=== WHAT THE TASK ASKS ===
Take the entries below and reproduce them word for word.

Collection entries
# # # # # # #

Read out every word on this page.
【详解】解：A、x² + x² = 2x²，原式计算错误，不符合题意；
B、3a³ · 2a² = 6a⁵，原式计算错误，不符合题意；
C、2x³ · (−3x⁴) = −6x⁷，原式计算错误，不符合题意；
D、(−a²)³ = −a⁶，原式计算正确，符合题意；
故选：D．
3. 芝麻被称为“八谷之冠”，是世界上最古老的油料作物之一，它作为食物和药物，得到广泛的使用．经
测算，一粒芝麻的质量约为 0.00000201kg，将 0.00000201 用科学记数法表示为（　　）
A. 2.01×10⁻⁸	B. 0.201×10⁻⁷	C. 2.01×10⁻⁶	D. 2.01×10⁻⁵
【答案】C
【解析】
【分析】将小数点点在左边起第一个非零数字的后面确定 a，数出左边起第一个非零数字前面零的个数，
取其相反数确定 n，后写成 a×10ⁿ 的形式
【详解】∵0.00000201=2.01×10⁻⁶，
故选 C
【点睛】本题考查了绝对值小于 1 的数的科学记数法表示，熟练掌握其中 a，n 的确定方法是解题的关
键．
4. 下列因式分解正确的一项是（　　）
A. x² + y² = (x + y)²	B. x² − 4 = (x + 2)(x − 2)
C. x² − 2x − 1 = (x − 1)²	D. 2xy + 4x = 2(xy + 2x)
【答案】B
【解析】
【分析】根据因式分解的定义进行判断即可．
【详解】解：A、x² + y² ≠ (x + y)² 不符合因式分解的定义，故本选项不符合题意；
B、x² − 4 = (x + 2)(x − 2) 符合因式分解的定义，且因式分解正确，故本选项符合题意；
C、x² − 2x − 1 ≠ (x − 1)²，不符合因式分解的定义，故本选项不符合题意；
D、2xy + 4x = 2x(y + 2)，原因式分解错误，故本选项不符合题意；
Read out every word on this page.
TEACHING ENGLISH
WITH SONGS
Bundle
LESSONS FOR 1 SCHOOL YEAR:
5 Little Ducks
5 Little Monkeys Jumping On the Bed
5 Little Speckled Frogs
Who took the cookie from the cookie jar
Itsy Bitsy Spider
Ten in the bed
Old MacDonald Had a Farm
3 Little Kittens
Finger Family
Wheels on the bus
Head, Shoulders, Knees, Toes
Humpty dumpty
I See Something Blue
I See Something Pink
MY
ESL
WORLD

# # # # # # #

=== ANSWER TO THE PROBLEM ===
Read out every word on this page.
【详解】解：A、x² + x² = 2x²，原式计算错误，不符合题意；
B、3a³ · 2a² = 6a⁵，原式计算错误，不符合题意；
C、2x³ · (−3x⁴) = −6x⁷，原式计算错误，不符合题意；
D、(−a²)³ = −a⁶，原式计算正确，符合题意；
故选：D．
3. 芝麻被称为“八谷之冠”，是世界上最古老的油料作物之一，它作为食物和药物，得到广泛的使用．经
测算，一粒芝麻的质量约为 0.00000201kg，将 0.00000201 用科学记数法表示为（　　）
A. 2.01×10⁻⁸	B. 0.201×10⁻⁷	C. 2.01×10⁻⁶	D. 2.01×10⁻⁵
【答案】C
【解析】
【分析】将小数点点在左边起第一个非零数字的后面确定 a，数出左边起第一个非零数字前面零的个数，
取其相反数确定 n，后写成 a×10ⁿ 的形式
【详解】∵0.00000201=2.01×10⁻⁶，
故选 C
【点睛】本题考查了绝对值小于 1 的数的科学记数法表示，熟练掌握其中 a，n 的确定方法是解题的关
键．
4. 下列因式分解正确的一项是（　　）
A. x² + y² = (x + y)²	B. x² − 4 = (x + 2)(x − 2)
C. x² − 2x − 1 = (x − 1)²	D. 2xy + 4x = 2(xy + 2x)
【答案】B
【解析】
【分析】根据因式分解的定义进行判断即可．
【详解】解：A、x² + y² ≠ (x + y)² 不符合因式分解的定义，故本选项不符合题意；
B、x² − 4 = (x + 2)(x − 2) 符合因式分解的定义，且因式分解正确，故本选项符合题意；
C、x² − 2x − 1 ≠ (x − 1)²，不符合因式分解的定义，故本选项不符合题意；
D、2xy + 4x = 2x(y + 2)，原因式分解错误，故本选项不符合题意；
Read out every word on this page.
TEACHING ENGLISH
WITH SONGS
Bundle
LESSONS FOR 1 SCHOOL YEAR:
5 Little Ducks
5 Little Monkeys Jumping On the Bed
5 Little Speckled Frogs
Who took the cookie from the cookie jar
Itsy Bitsy Spider
Ten in the bed
Old MacDonald Had a Farm
3 Little Kittens
Finger Family
Wheels on the bus
Head, Shoulders, Knees, Toes
Humpty dumpty
I See Something Blue
I See Something Pink
MY
ESL
WORLD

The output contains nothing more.